Material for this task
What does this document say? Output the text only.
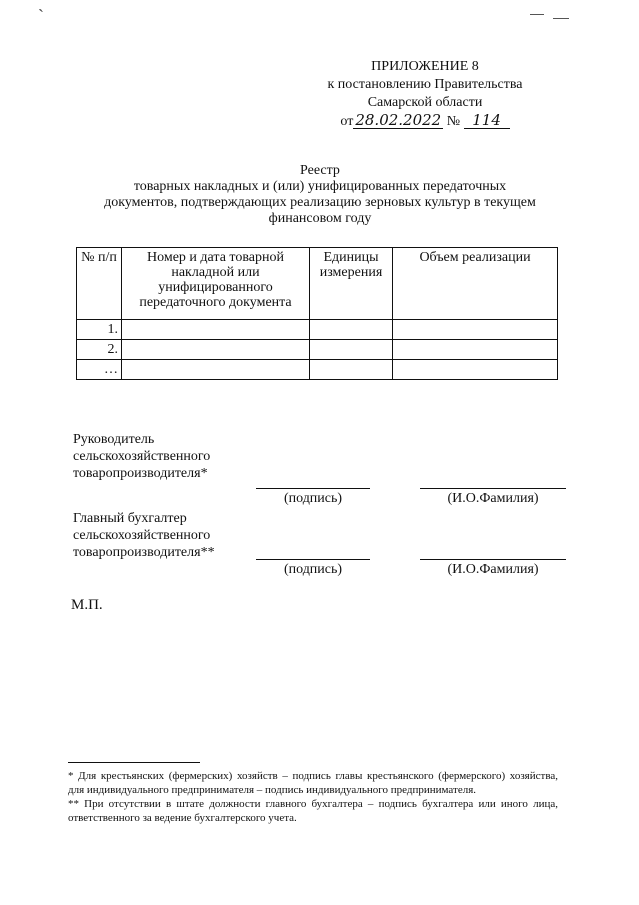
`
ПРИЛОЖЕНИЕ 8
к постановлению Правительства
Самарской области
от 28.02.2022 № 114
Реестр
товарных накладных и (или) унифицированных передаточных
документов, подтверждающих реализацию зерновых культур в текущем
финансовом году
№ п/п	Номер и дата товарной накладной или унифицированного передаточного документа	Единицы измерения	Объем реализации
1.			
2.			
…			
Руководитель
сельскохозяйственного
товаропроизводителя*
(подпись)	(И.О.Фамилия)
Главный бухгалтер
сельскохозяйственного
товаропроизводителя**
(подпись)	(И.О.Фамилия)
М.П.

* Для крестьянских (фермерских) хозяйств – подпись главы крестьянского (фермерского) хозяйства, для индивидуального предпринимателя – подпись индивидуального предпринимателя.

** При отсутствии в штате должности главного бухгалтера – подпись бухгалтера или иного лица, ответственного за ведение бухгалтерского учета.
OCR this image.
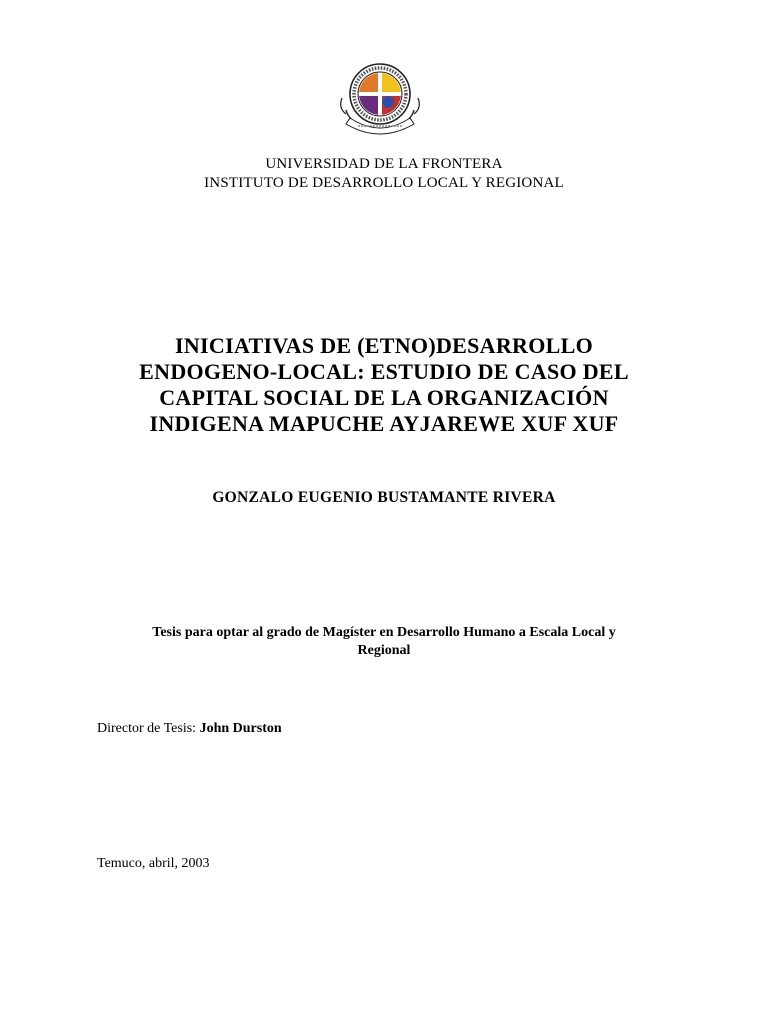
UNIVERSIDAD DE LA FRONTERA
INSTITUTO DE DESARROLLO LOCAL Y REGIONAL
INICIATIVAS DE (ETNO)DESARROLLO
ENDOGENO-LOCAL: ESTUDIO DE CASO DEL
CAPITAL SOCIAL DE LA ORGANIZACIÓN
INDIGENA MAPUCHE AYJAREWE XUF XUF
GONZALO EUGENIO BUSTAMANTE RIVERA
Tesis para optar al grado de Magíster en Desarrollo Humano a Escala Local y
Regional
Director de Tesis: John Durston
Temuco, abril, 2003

What to work on
Copy all lines in the listing above where the string "товаропроизводителя" appears.

Task response
товаропроизводителя*
товаропроизводителя**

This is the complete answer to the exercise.